What is expected
Go over the entries below line by line, copying each one that contains the word "JSON".

Data for this exercise
________________
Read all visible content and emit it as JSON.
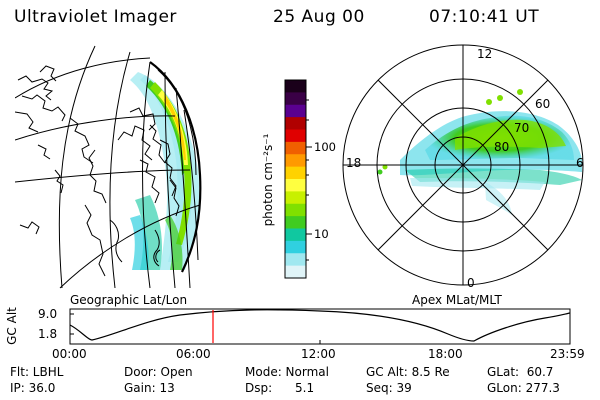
{
  "header": {
    "instrument": "Ultraviolet Imager",
    "date": "25 Aug 00",
    "time": "07:10:41  UT"
  },
  "colorbar": {
    "label": "photon cm⁻²s⁻¹",
    "ticks": [
      "100",
      "10"
    ],
    "colors": [
      "#1a001a",
      "#3a0046",
      "#5a0090",
      "#b00000",
      "#e00000",
      "#f06000",
      "#ff9a00",
      "#ffd200",
      "#ffff40",
      "#c8f000",
      "#80e000",
      "#40cc20",
      "#10c8a0",
      "#30d0e0",
      "#a0e8f0",
      "#e0f4f8"
    ]
  },
  "geo_panel": {
    "label": "Geographic Lat/Lon"
  },
  "polar_panel": {
    "label": "Apex MLat/MLT",
    "mlt_labels": {
      "top": "12",
      "left": "18",
      "right": "6",
      "bottom": "0"
    },
    "lat_labels": [
      "60",
      "70",
      "80"
    ]
  },
  "altitude_plot": {
    "ylabel": "GC Alt",
    "yticks": [
      "9.0",
      "1.8"
    ],
    "xticks": [
      "00:00",
      "06:00",
      "12:00",
      "18:00",
      "23:59"
    ],
    "marker_time": "07:10",
    "marker_color": "#ff0000"
  },
  "info": {
    "flt": "Flt: LBHL",
    "ip": "IP: 36.0",
    "door": "Door: Open",
    "gain": "Gain: 13",
    "mode": "Mode: Normal",
    "dsp": "Dsp:      5.1",
    "gcalt": "GC Alt: 8.5 Re",
    "seq": "Seq: 39",
    "glat": "GLat:  60.7",
    "glon": "GLon: 277.3"
  }
}
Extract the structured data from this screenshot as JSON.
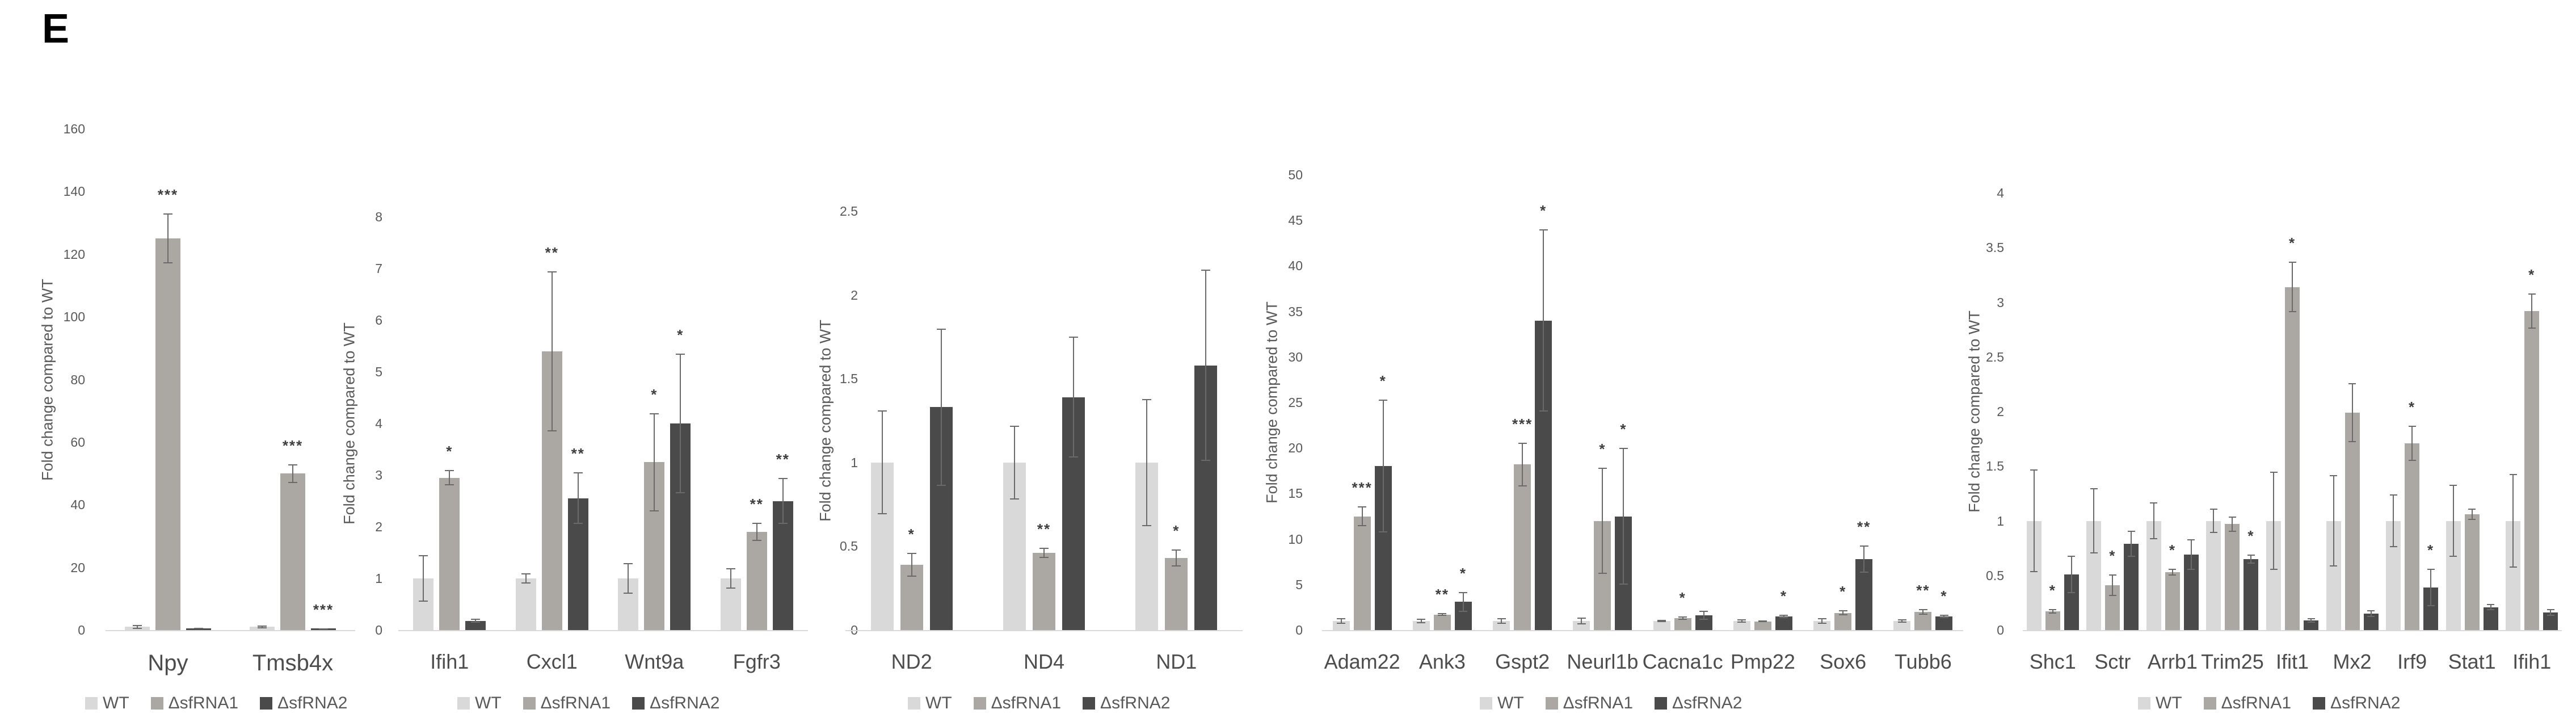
{
  "panel_label": "E",
  "legend_labels": [
    "WT",
    "ΔsfRNA1",
    "ΔsfRNA2"
  ],
  "colors": {
    "wt": "#d9d9d9",
    "sfrna1": "#aba7a3",
    "sfrna2": "#4a4a4a",
    "error_bar": "#6a6a6a",
    "tick_text": "#595959",
    "gene_text": "#4d4d4d",
    "axis_line": "#d9d9d9",
    "sig_text": "#3f3f3f"
  },
  "chart_data": [
    {
      "type": "bar",
      "title": "",
      "xlabel": "",
      "ylabel": "Fold change compared to WT",
      "ylim": [
        0,
        160
      ],
      "grid": false,
      "legend_position": "bottom",
      "yticks": [
        "0",
        "20",
        "40",
        "60",
        "80",
        "100",
        "120",
        "140",
        "160"
      ],
      "categories": [
        "Npy",
        "Tmsb4x"
      ],
      "series": [
        {
          "name": "WT",
          "values": [
            1,
            1
          ],
          "errors": [
            0.6,
            0.4
          ],
          "sig": [
            "",
            ""
          ]
        },
        {
          "name": "ΔsfRNA1",
          "values": [
            125,
            50
          ],
          "errors": [
            8,
            3
          ],
          "sig": [
            "***",
            "***"
          ]
        },
        {
          "name": "ΔsfRNA2",
          "values": [
            0.6,
            0.5
          ],
          "errors": [
            0.15,
            0.1
          ],
          "sig": [
            "",
            "***"
          ]
        }
      ]
    },
    {
      "type": "bar",
      "title": "",
      "xlabel": "",
      "ylabel": "Fold change compared to WT",
      "ylim": [
        0,
        8
      ],
      "grid": false,
      "legend_position": "bottom",
      "yticks": [
        "0",
        "1",
        "2",
        "3",
        "4",
        "5",
        "6",
        "7",
        "8"
      ],
      "categories": [
        "Ifih1",
        "Cxcl1",
        "Wnt9a",
        "Fgfr3"
      ],
      "series": [
        {
          "name": "WT",
          "values": [
            1,
            1,
            1,
            1
          ],
          "errors": [
            0.45,
            0.1,
            0.3,
            0.2
          ],
          "sig": [
            "",
            "",
            "",
            ""
          ]
        },
        {
          "name": "ΔsfRNA1",
          "values": [
            2.95,
            5.4,
            3.25,
            1.9
          ],
          "errors": [
            0.15,
            1.55,
            0.95,
            0.18
          ],
          "sig": [
            "*",
            "**",
            "*",
            "**"
          ]
        },
        {
          "name": "ΔsfRNA2",
          "values": [
            0.18,
            2.55,
            4.0,
            2.5
          ],
          "errors": [
            0.04,
            0.5,
            1.35,
            0.45
          ],
          "sig": [
            "",
            "**",
            "*",
            "**"
          ]
        }
      ]
    },
    {
      "type": "bar",
      "title": "",
      "xlabel": "",
      "ylabel": "Fold change compared to WT",
      "ylim": [
        0,
        2.5
      ],
      "grid": false,
      "legend_position": "bottom",
      "yticks": [
        "0",
        "0.5",
        "1",
        "1.5",
        "2",
        "2.5"
      ],
      "categories": [
        "ND2",
        "ND4",
        "ND1"
      ],
      "series": [
        {
          "name": "WT",
          "values": [
            1,
            1,
            1
          ],
          "errors": [
            0.31,
            0.22,
            0.38
          ],
          "sig": [
            "",
            "",
            ""
          ]
        },
        {
          "name": "ΔsfRNA1",
          "values": [
            0.39,
            0.46,
            0.43
          ],
          "errors": [
            0.07,
            0.03,
            0.05
          ],
          "sig": [
            "*",
            "**",
            "*"
          ]
        },
        {
          "name": "ΔsfRNA2",
          "values": [
            1.33,
            1.39,
            1.58
          ],
          "errors": [
            0.47,
            0.36,
            0.57
          ],
          "sig": [
            "",
            "",
            ""
          ]
        }
      ]
    },
    {
      "type": "bar",
      "title": "",
      "xlabel": "",
      "ylabel": "Fold change compared to WT",
      "ylim": [
        0,
        50
      ],
      "grid": false,
      "legend_position": "bottom",
      "yticks": [
        "0",
        "5",
        "10",
        "15",
        "20",
        "25",
        "30",
        "35",
        "40",
        "45",
        "50"
      ],
      "categories": [
        "Adam22",
        "Ank3",
        "Gspt2",
        "Neurl1b",
        "Cacna1c",
        "Pmp22",
        "Sox6",
        "Tubb6"
      ],
      "series": [
        {
          "name": "WT",
          "values": [
            1,
            1,
            1,
            1,
            1,
            1,
            1,
            1
          ],
          "errors": [
            0.3,
            0.25,
            0.3,
            0.4,
            0.15,
            0.2,
            0.3,
            0.2
          ],
          "sig": [
            "",
            "",
            "",
            "",
            "",
            "",
            "",
            ""
          ]
        },
        {
          "name": "ΔsfRNA1",
          "values": [
            12.5,
            1.7,
            18.2,
            12,
            1.3,
            0.95,
            1.9,
            2.0
          ],
          "errors": [
            1.1,
            0.15,
            2.4,
            5.8,
            0.2,
            0.1,
            0.3,
            0.3
          ],
          "sig": [
            "***",
            "**",
            "***",
            "*",
            "*",
            "",
            "*",
            "**"
          ]
        },
        {
          "name": "ΔsfRNA2",
          "values": [
            18,
            3.1,
            34,
            12.5,
            1.6,
            1.5,
            7.8,
            1.5
          ],
          "errors": [
            7.3,
            1.1,
            10,
            7.5,
            0.5,
            0.2,
            1.5,
            0.2
          ],
          "sig": [
            "*",
            "*",
            "*",
            "*",
            "",
            "*",
            "**",
            "*"
          ]
        }
      ]
    },
    {
      "type": "bar",
      "title": "",
      "xlabel": "",
      "ylabel": "Fold change compared to WT",
      "ylim": [
        0,
        4
      ],
      "grid": false,
      "legend_position": "bottom",
      "yticks": [
        "0",
        "0.5",
        "1",
        "1.5",
        "2",
        "2.5",
        "3",
        "3.5",
        "4"
      ],
      "categories": [
        "Shc1",
        "Sctr",
        "Arrb1",
        "Trim25",
        "Ifit1",
        "Mx2",
        "Irf9",
        "Stat1",
        "Ifih1"
      ],
      "series": [
        {
          "name": "WT",
          "values": [
            1,
            1,
            1,
            1,
            1,
            1,
            1,
            1,
            1
          ],
          "errors": [
            0.47,
            0.3,
            0.17,
            0.11,
            0.45,
            0.42,
            0.24,
            0.33,
            0.43
          ],
          "sig": [
            "",
            "",
            "",
            "",
            "",
            "",
            "",
            "",
            ""
          ]
        },
        {
          "name": "ΔsfRNA1",
          "values": [
            0.17,
            0.41,
            0.53,
            0.97,
            3.14,
            1.99,
            1.71,
            1.06,
            2.92
          ],
          "errors": [
            0.02,
            0.1,
            0.03,
            0.07,
            0.23,
            0.27,
            0.16,
            0.05,
            0.16
          ],
          "sig": [
            "*",
            "*",
            "*",
            "",
            "*",
            "",
            "*",
            "",
            "*"
          ]
        },
        {
          "name": "ΔsfRNA2",
          "values": [
            0.51,
            0.79,
            0.69,
            0.65,
            0.09,
            0.15,
            0.39,
            0.21,
            0.16
          ],
          "errors": [
            0.17,
            0.12,
            0.14,
            0.04,
            0.02,
            0.03,
            0.17,
            0.03,
            0.03
          ],
          "sig": [
            "",
            "",
            "",
            "*",
            "",
            "",
            "*",
            "",
            ""
          ]
        }
      ]
    }
  ]
}
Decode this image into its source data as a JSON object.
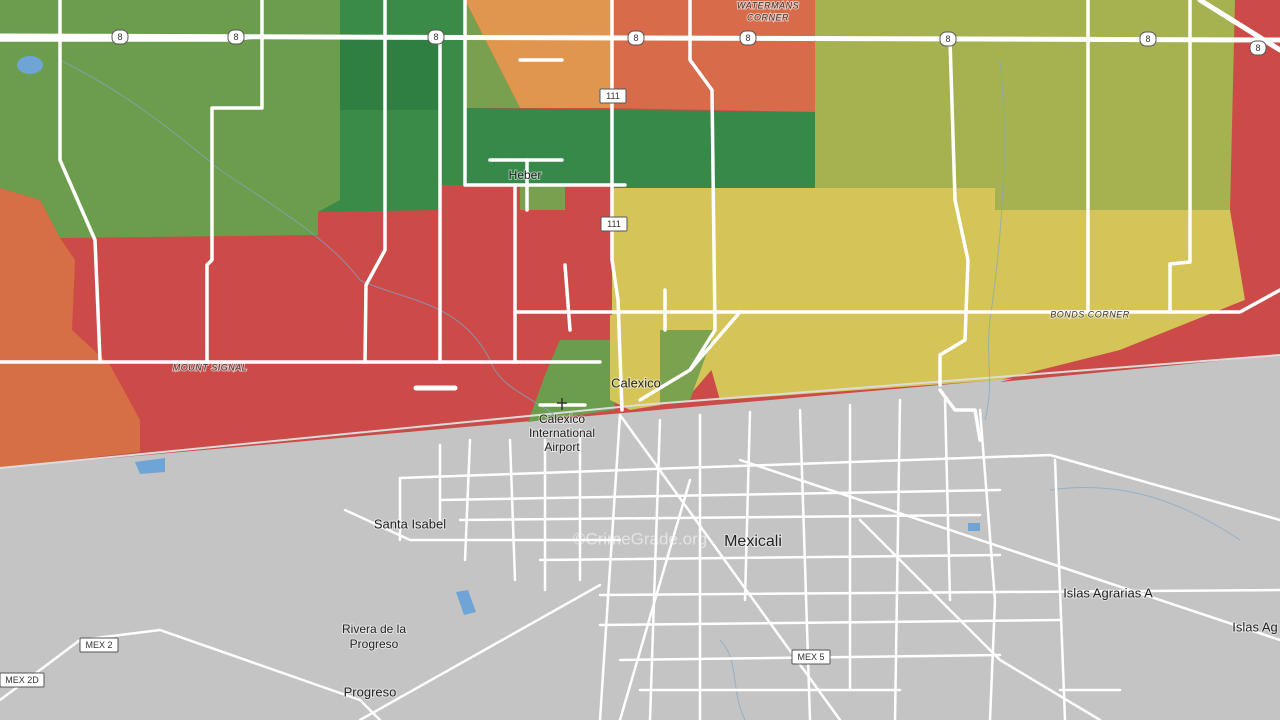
{
  "labels": {
    "watermans_corner": [
      "WATERMANS",
      "CORNER"
    ],
    "heber": "Heber",
    "mount_signal": "MOUNT SIGNAL",
    "bonds_corner": "BONDS CORNER",
    "calexico": "Calexico",
    "airport": [
      "Calexico",
      "International",
      "Airport"
    ],
    "mexicali": "Mexicali",
    "santa_isabel": "Santa Isabel",
    "islas_agrarias_a": "Islas Agrarias A",
    "islas_ag": "Islas Ag",
    "rivera": [
      "Rivera de la",
      "Progreso"
    ],
    "progreso": "Progreso",
    "watermark": "©CrimeGrade.org"
  },
  "shields": [
    "8",
    "8",
    "8",
    "8",
    "8",
    "8",
    "8",
    "8",
    "111",
    "111",
    "MEX 2",
    "MEX 2D",
    "MEX 5"
  ]
}
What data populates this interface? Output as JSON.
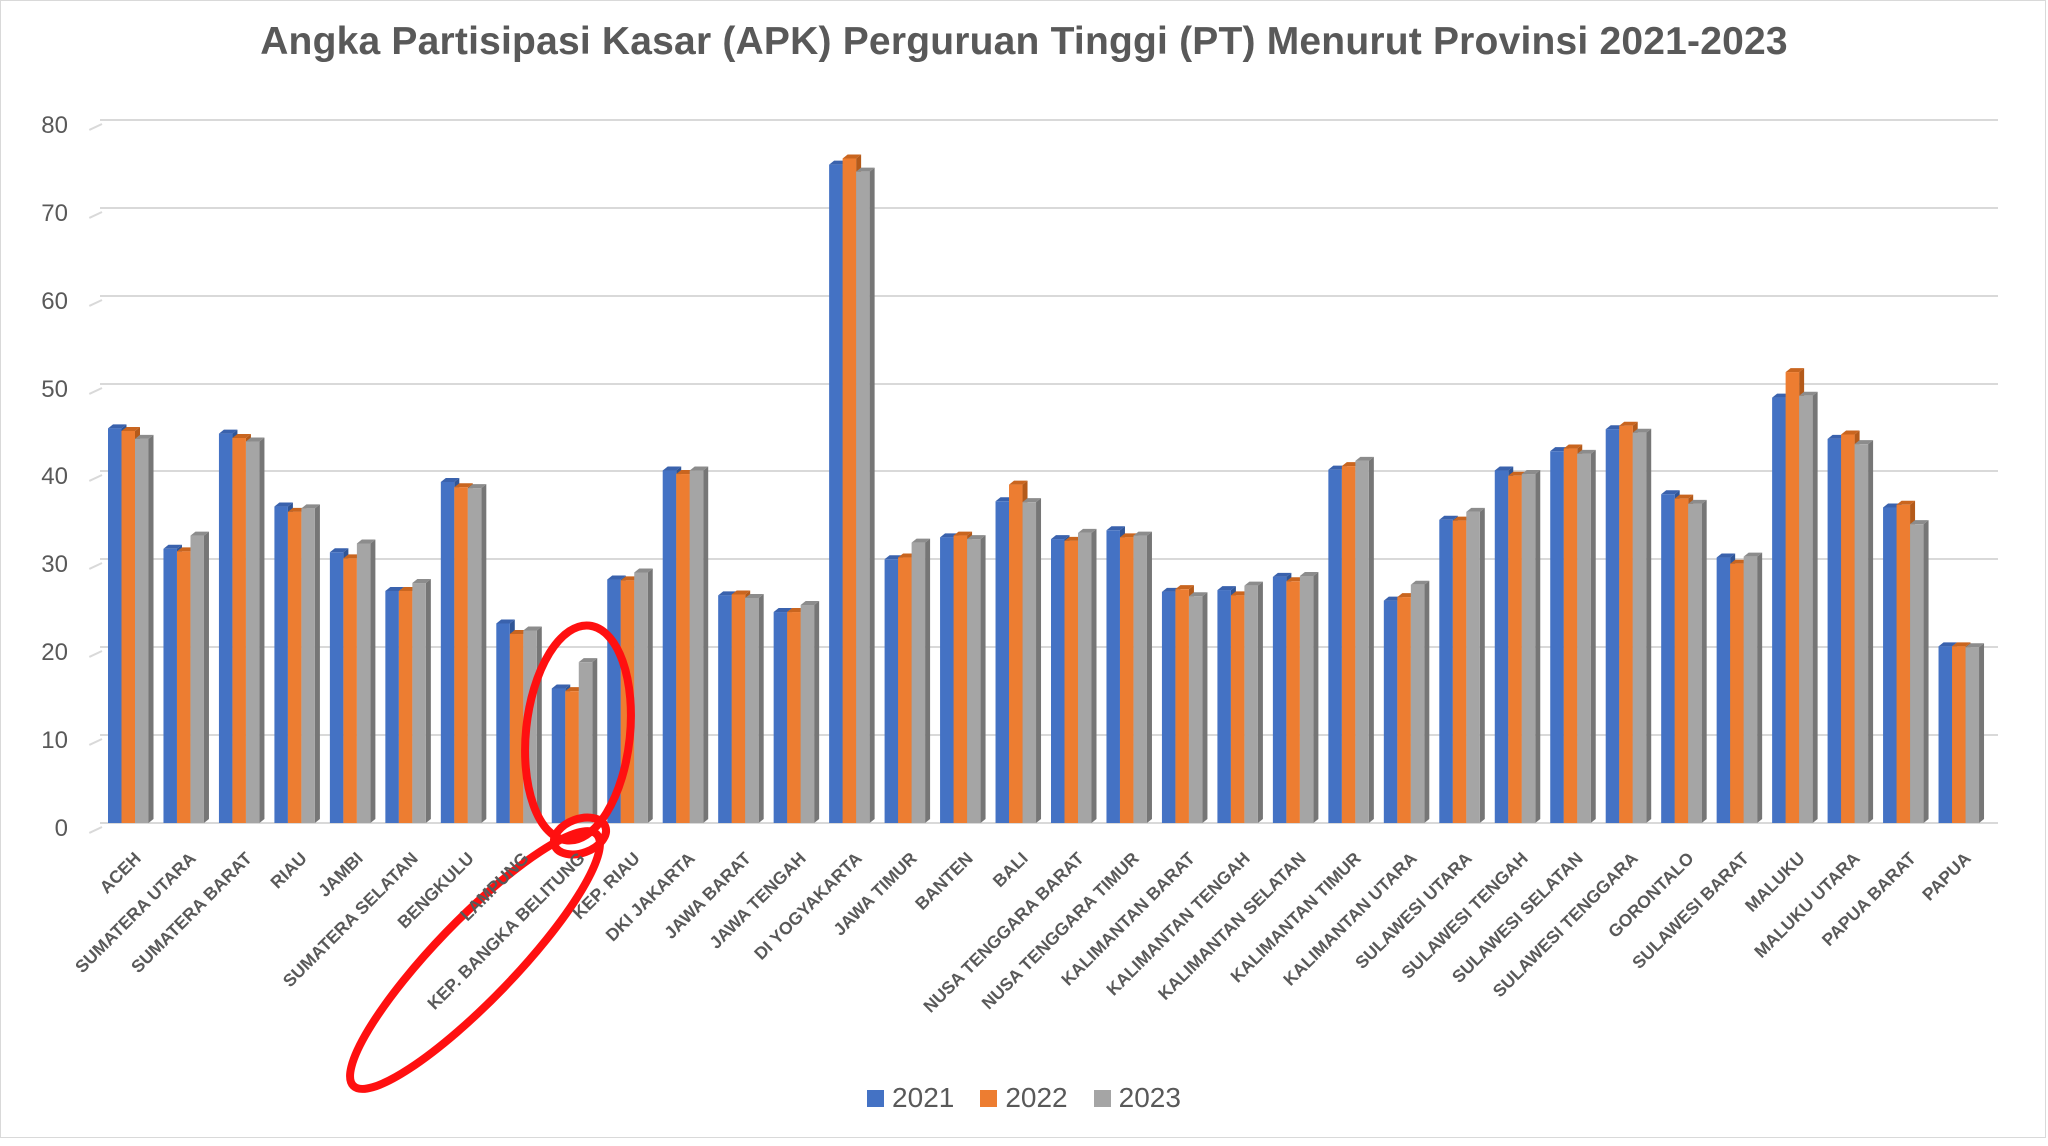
________________
The output
Read all visible content and emit it as JSON.
Extract the structured data from this screenshot as JSON.
Decode this image into its source data as a JSON object.
What data populates this interface? Output as JSON.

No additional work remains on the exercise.